--- STATED PROBLEM ---
Every entry should be repeated exactly. Omit the pictures.

+ + + + + + +

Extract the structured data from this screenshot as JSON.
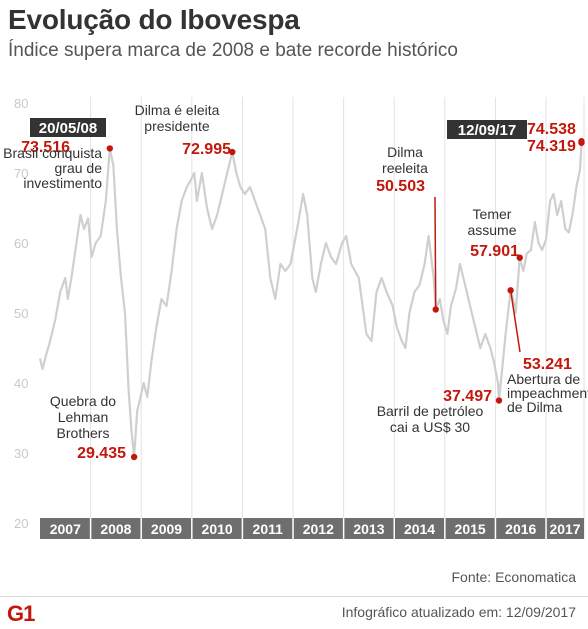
{
  "header": {
    "title": "Evolução do Ibovespa",
    "subtitle": "Índice supera marca de 2008 e bate recorde histórico"
  },
  "colors": {
    "accent": "#c4170c",
    "line": "#cfcfcf",
    "axis_band": "#6e6e6e",
    "tag_bg": "#333333"
  },
  "footer": {
    "source": "Fonte: Economatica",
    "logo": "G1",
    "updated": "Infográfico atualizado em: 12/09/2017"
  },
  "chart_data": {
    "type": "line",
    "title": "Evolução do Ibovespa",
    "subtitle": "Índice supera marca de 2008 e bate recorde histórico",
    "xlabel": "",
    "ylabel": "",
    "xlim": [
      2007.0,
      2017.75
    ],
    "ylim": [
      20,
      80
    ],
    "y_ticks": [
      "20",
      "30",
      "40",
      "50",
      "60",
      "70",
      "80"
    ],
    "x_ticks": [
      "2007",
      "2008",
      "2009",
      "2010",
      "2011",
      "2012",
      "2013",
      "2014",
      "2015",
      "2016",
      "2017"
    ],
    "grid": "vertical year lines",
    "legend": "none",
    "series": [
      {
        "values": [
          [
            2007.0,
            43.5
          ],
          [
            2007.05,
            42.0
          ],
          [
            2007.12,
            44.0
          ],
          [
            2007.2,
            46.0
          ],
          [
            2007.3,
            49.0
          ],
          [
            2007.4,
            53.0
          ],
          [
            2007.5,
            55.0
          ],
          [
            2007.55,
            52.0
          ],
          [
            2007.62,
            55.0
          ],
          [
            2007.72,
            60.0
          ],
          [
            2007.8,
            64.0
          ],
          [
            2007.87,
            62.0
          ],
          [
            2007.95,
            63.5
          ],
          [
            2008.02,
            58.0
          ],
          [
            2008.1,
            60.0
          ],
          [
            2008.2,
            61.0
          ],
          [
            2008.3,
            66.0
          ],
          [
            2008.38,
            73.516
          ],
          [
            2008.45,
            71.0
          ],
          [
            2008.52,
            62.0
          ],
          [
            2008.6,
            55.0
          ],
          [
            2008.68,
            50.0
          ],
          [
            2008.75,
            39.0
          ],
          [
            2008.81,
            33.0
          ],
          [
            2008.86,
            29.435
          ],
          [
            2008.92,
            36.0
          ],
          [
            2008.97,
            37.5
          ],
          [
            2009.05,
            40.0
          ],
          [
            2009.12,
            38.0
          ],
          [
            2009.2,
            43.0
          ],
          [
            2009.3,
            48.0
          ],
          [
            2009.4,
            52.0
          ],
          [
            2009.5,
            51.0
          ],
          [
            2009.6,
            56.0
          ],
          [
            2009.7,
            62.0
          ],
          [
            2009.8,
            66.0
          ],
          [
            2009.9,
            68.0
          ],
          [
            2009.98,
            69.0
          ],
          [
            2010.05,
            70.0
          ],
          [
            2010.1,
            66.0
          ],
          [
            2010.2,
            70.0
          ],
          [
            2010.3,
            65.0
          ],
          [
            2010.4,
            62.0
          ],
          [
            2010.5,
            64.0
          ],
          [
            2010.6,
            67.0
          ],
          [
            2010.7,
            70.0
          ],
          [
            2010.8,
            72.995
          ],
          [
            2010.88,
            70.0
          ],
          [
            2010.96,
            68.0
          ],
          [
            2011.05,
            67.0
          ],
          [
            2011.15,
            68.0
          ],
          [
            2011.3,
            65.0
          ],
          [
            2011.45,
            62.0
          ],
          [
            2011.55,
            55.0
          ],
          [
            2011.65,
            52.0
          ],
          [
            2011.75,
            57.0
          ],
          [
            2011.85,
            56.0
          ],
          [
            2011.95,
            57.0
          ],
          [
            2012.08,
            62.0
          ],
          [
            2012.2,
            67.0
          ],
          [
            2012.28,
            64.0
          ],
          [
            2012.38,
            55.0
          ],
          [
            2012.45,
            53.0
          ],
          [
            2012.55,
            57.0
          ],
          [
            2012.65,
            60.0
          ],
          [
            2012.75,
            58.0
          ],
          [
            2012.85,
            57.0
          ],
          [
            2012.97,
            60.0
          ],
          [
            2013.05,
            61.0
          ],
          [
            2013.15,
            57.0
          ],
          [
            2013.3,
            55.0
          ],
          [
            2013.45,
            47.0
          ],
          [
            2013.55,
            46.0
          ],
          [
            2013.65,
            53.0
          ],
          [
            2013.75,
            55.0
          ],
          [
            2013.85,
            53.0
          ],
          [
            2013.97,
            51.0
          ],
          [
            2014.05,
            48.0
          ],
          [
            2014.15,
            46.0
          ],
          [
            2014.22,
            45.0
          ],
          [
            2014.3,
            50.0
          ],
          [
            2014.4,
            53.0
          ],
          [
            2014.5,
            54.0
          ],
          [
            2014.6,
            57.0
          ],
          [
            2014.68,
            61.0
          ],
          [
            2014.78,
            55.0
          ],
          [
            2014.82,
            50.503
          ],
          [
            2014.9,
            52.0
          ],
          [
            2014.97,
            49.0
          ],
          [
            2015.05,
            47.0
          ],
          [
            2015.12,
            51.0
          ],
          [
            2015.22,
            53.5
          ],
          [
            2015.3,
            57.0
          ],
          [
            2015.4,
            54.0
          ],
          [
            2015.5,
            51.0
          ],
          [
            2015.6,
            48.0
          ],
          [
            2015.7,
            45.0
          ],
          [
            2015.8,
            47.0
          ],
          [
            2015.9,
            45.0
          ],
          [
            2015.97,
            43.0
          ],
          [
            2016.05,
            40.0
          ],
          [
            2016.07,
            37.497
          ],
          [
            2016.12,
            41.0
          ],
          [
            2016.2,
            47.0
          ],
          [
            2016.3,
            53.241
          ],
          [
            2016.35,
            52.0
          ],
          [
            2016.4,
            50.0
          ],
          [
            2016.48,
            57.901
          ],
          [
            2016.55,
            56.0
          ],
          [
            2016.62,
            58.5
          ],
          [
            2016.7,
            59.0
          ],
          [
            2016.78,
            63.0
          ],
          [
            2016.85,
            60.0
          ],
          [
            2016.92,
            59.0
          ],
          [
            2017.0,
            60.5
          ],
          [
            2017.08,
            66.0
          ],
          [
            2017.15,
            67.0
          ],
          [
            2017.22,
            64.0
          ],
          [
            2017.3,
            66.0
          ],
          [
            2017.38,
            62.0
          ],
          [
            2017.45,
            61.5
          ],
          [
            2017.52,
            64.0
          ],
          [
            2017.6,
            68.0
          ],
          [
            2017.67,
            70.5
          ],
          [
            2017.7,
            74.319
          ]
        ]
      }
    ],
    "highlight_points": [
      {
        "x": 2008.38,
        "y": 73.516,
        "value": "73.516",
        "date": "20/05/08",
        "note": [
          "Brasil conquista",
          "grau de",
          "investimento"
        ]
      },
      {
        "x": 2008.86,
        "y": 29.435,
        "value": "29.435",
        "note": [
          "Quebra do",
          "Lehman",
          "Brothers"
        ]
      },
      {
        "x": 2010.8,
        "y": 72.995,
        "value": "72.995",
        "note": [
          "Dilma é eleita",
          "presidente"
        ]
      },
      {
        "x": 2014.82,
        "y": 50.503,
        "value": "50.503",
        "note": [
          "Dilma",
          "reeleita"
        ]
      },
      {
        "x": 2016.07,
        "y": 37.497,
        "value": "37.497",
        "note": [
          "Barril de petróleo",
          "cai a US$ 30"
        ]
      },
      {
        "x": 2016.3,
        "y": 53.241,
        "value": "53.241",
        "note": [
          "Abertura de",
          "impeachment",
          "de Dilma"
        ]
      },
      {
        "x": 2016.48,
        "y": 57.901,
        "value": "57.901",
        "note": [
          "Temer",
          "assume"
        ]
      },
      {
        "x": 2017.7,
        "y": 74.538,
        "value": "74.538",
        "date": "12/09/17"
      },
      {
        "x": 2017.7,
        "y": 74.319,
        "value": "74.319"
      }
    ]
  }
}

+ + + + + + +

--- RESPONSE TO THE EXERCISE ---
Extract the structured data from this screenshot as JSON.
{
  "header": {
    "title": "Evolução do Ibovespa",
    "subtitle": "Índice supera marca de 2008 e bate recorde histórico"
  },
  "colors": {
    "accent": "#c4170c",
    "line": "#cfcfcf",
    "axis_band": "#6e6e6e",
    "tag_bg": "#333333"
  },
  "footer": {
    "source": "Fonte: Economatica",
    "logo": "G1",
    "updated": "Infográfico atualizado em: 12/09/2017"
  },
  "chart_data": {
    "type": "line",
    "title": "Evolução do Ibovespa",
    "subtitle": "Índice supera marca de 2008 e bate recorde histórico",
    "xlabel": "",
    "ylabel": "",
    "xlim": [
      2007.0,
      2017.75
    ],
    "ylim": [
      20,
      80
    ],
    "y_ticks": [
      "20",
      "30",
      "40",
      "50",
      "60",
      "70",
      "80"
    ],
    "x_ticks": [
      "2007",
      "2008",
      "2009",
      "2010",
      "2011",
      "2012",
      "2013",
      "2014",
      "2015",
      "2016",
      "2017"
    ],
    "grid": "vertical year lines",
    "legend": "none",
    "series": [
      {
        "values": [
          [
            2007.0,
            43.5
          ],
          [
            2007.05,
            42.0
          ],
          [
            2007.12,
            44.0
          ],
          [
            2007.2,
            46.0
          ],
          [
            2007.3,
            49.0
          ],
          [
            2007.4,
            53.0
          ],
          [
            2007.5,
            55.0
          ],
          [
            2007.55,
            52.0
          ],
          [
            2007.62,
            55.0
          ],
          [
            2007.72,
            60.0
          ],
          [
            2007.8,
            64.0
          ],
          [
            2007.87,
            62.0
          ],
          [
            2007.95,
            63.5
          ],
          [
            2008.02,
            58.0
          ],
          [
            2008.1,
            60.0
          ],
          [
            2008.2,
            61.0
          ],
          [
            2008.3,
            66.0
          ],
          [
            2008.38,
            73.516
          ],
          [
            2008.45,
            71.0
          ],
          [
            2008.52,
            62.0
          ],
          [
            2008.6,
            55.0
          ],
          [
            2008.68,
            50.0
          ],
          [
            2008.75,
            39.0
          ],
          [
            2008.81,
            33.0
          ],
          [
            2008.86,
            29.435
          ],
          [
            2008.92,
            36.0
          ],
          [
            2008.97,
            37.5
          ],
          [
            2009.05,
            40.0
          ],
          [
            2009.12,
            38.0
          ],
          [
            2009.2,
            43.0
          ],
          [
            2009.3,
            48.0
          ],
          [
            2009.4,
            52.0
          ],
          [
            2009.5,
            51.0
          ],
          [
            2009.6,
            56.0
          ],
          [
            2009.7,
            62.0
          ],
          [
            2009.8,
            66.0
          ],
          [
            2009.9,
            68.0
          ],
          [
            2009.98,
            69.0
          ],
          [
            2010.05,
            70.0
          ],
          [
            2010.1,
            66.0
          ],
          [
            2010.2,
            70.0
          ],
          [
            2010.3,
            65.0
          ],
          [
            2010.4,
            62.0
          ],
          [
            2010.5,
            64.0
          ],
          [
            2010.6,
            67.0
          ],
          [
            2010.7,
            70.0
          ],
          [
            2010.8,
            72.995
          ],
          [
            2010.88,
            70.0
          ],
          [
            2010.96,
            68.0
          ],
          [
            2011.05,
            67.0
          ],
          [
            2011.15,
            68.0
          ],
          [
            2011.3,
            65.0
          ],
          [
            2011.45,
            62.0
          ],
          [
            2011.55,
            55.0
          ],
          [
            2011.65,
            52.0
          ],
          [
            2011.75,
            57.0
          ],
          [
            2011.85,
            56.0
          ],
          [
            2011.95,
            57.0
          ],
          [
            2012.08,
            62.0
          ],
          [
            2012.2,
            67.0
          ],
          [
            2012.28,
            64.0
          ],
          [
            2012.38,
            55.0
          ],
          [
            2012.45,
            53.0
          ],
          [
            2012.55,
            57.0
          ],
          [
            2012.65,
            60.0
          ],
          [
            2012.75,
            58.0
          ],
          [
            2012.85,
            57.0
          ],
          [
            2012.97,
            60.0
          ],
          [
            2013.05,
            61.0
          ],
          [
            2013.15,
            57.0
          ],
          [
            2013.3,
            55.0
          ],
          [
            2013.45,
            47.0
          ],
          [
            2013.55,
            46.0
          ],
          [
            2013.65,
            53.0
          ],
          [
            2013.75,
            55.0
          ],
          [
            2013.85,
            53.0
          ],
          [
            2013.97,
            51.0
          ],
          [
            2014.05,
            48.0
          ],
          [
            2014.15,
            46.0
          ],
          [
            2014.22,
            45.0
          ],
          [
            2014.3,
            50.0
          ],
          [
            2014.4,
            53.0
          ],
          [
            2014.5,
            54.0
          ],
          [
            2014.6,
            57.0
          ],
          [
            2014.68,
            61.0
          ],
          [
            2014.78,
            55.0
          ],
          [
            2014.82,
            50.503
          ],
          [
            2014.9,
            52.0
          ],
          [
            2014.97,
            49.0
          ],
          [
            2015.05,
            47.0
          ],
          [
            2015.12,
            51.0
          ],
          [
            2015.22,
            53.5
          ],
          [
            2015.3,
            57.0
          ],
          [
            2015.4,
            54.0
          ],
          [
            2015.5,
            51.0
          ],
          [
            2015.6,
            48.0
          ],
          [
            2015.7,
            45.0
          ],
          [
            2015.8,
            47.0
          ],
          [
            2015.9,
            45.0
          ],
          [
            2015.97,
            43.0
          ],
          [
            2016.05,
            40.0
          ],
          [
            2016.07,
            37.497
          ],
          [
            2016.12,
            41.0
          ],
          [
            2016.2,
            47.0
          ],
          [
            2016.3,
            53.241
          ],
          [
            2016.35,
            52.0
          ],
          [
            2016.4,
            50.0
          ],
          [
            2016.48,
            57.901
          ],
          [
            2016.55,
            56.0
          ],
          [
            2016.62,
            58.5
          ],
          [
            2016.7,
            59.0
          ],
          [
            2016.78,
            63.0
          ],
          [
            2016.85,
            60.0
          ],
          [
            2016.92,
            59.0
          ],
          [
            2017.0,
            60.5
          ],
          [
            2017.08,
            66.0
          ],
          [
            2017.15,
            67.0
          ],
          [
            2017.22,
            64.0
          ],
          [
            2017.3,
            66.0
          ],
          [
            2017.38,
            62.0
          ],
          [
            2017.45,
            61.5
          ],
          [
            2017.52,
            64.0
          ],
          [
            2017.6,
            68.0
          ],
          [
            2017.67,
            70.5
          ],
          [
            2017.7,
            74.319
          ]
        ]
      }
    ],
    "highlight_points": [
      {
        "x": 2008.38,
        "y": 73.516,
        "value": "73.516",
        "date": "20/05/08",
        "note": [
          "Brasil conquista",
          "grau de",
          "investimento"
        ]
      },
      {
        "x": 2008.86,
        "y": 29.435,
        "value": "29.435",
        "note": [
          "Quebra do",
          "Lehman",
          "Brothers"
        ]
      },
      {
        "x": 2010.8,
        "y": 72.995,
        "value": "72.995",
        "note": [
          "Dilma é eleita",
          "presidente"
        ]
      },
      {
        "x": 2014.82,
        "y": 50.503,
        "value": "50.503",
        "note": [
          "Dilma",
          "reeleita"
        ]
      },
      {
        "x": 2016.07,
        "y": 37.497,
        "value": "37.497",
        "note": [
          "Barril de petróleo",
          "cai a US$ 30"
        ]
      },
      {
        "x": 2016.3,
        "y": 53.241,
        "value": "53.241",
        "note": [
          "Abertura de",
          "impeachment",
          "de Dilma"
        ]
      },
      {
        "x": 2016.48,
        "y": 57.901,
        "value": "57.901",
        "note": [
          "Temer",
          "assume"
        ]
      },
      {
        "x": 2017.7,
        "y": 74.538,
        "value": "74.538",
        "date": "12/09/17"
      },
      {
        "x": 2017.7,
        "y": 74.319,
        "value": "74.319"
      }
    ]
  }
}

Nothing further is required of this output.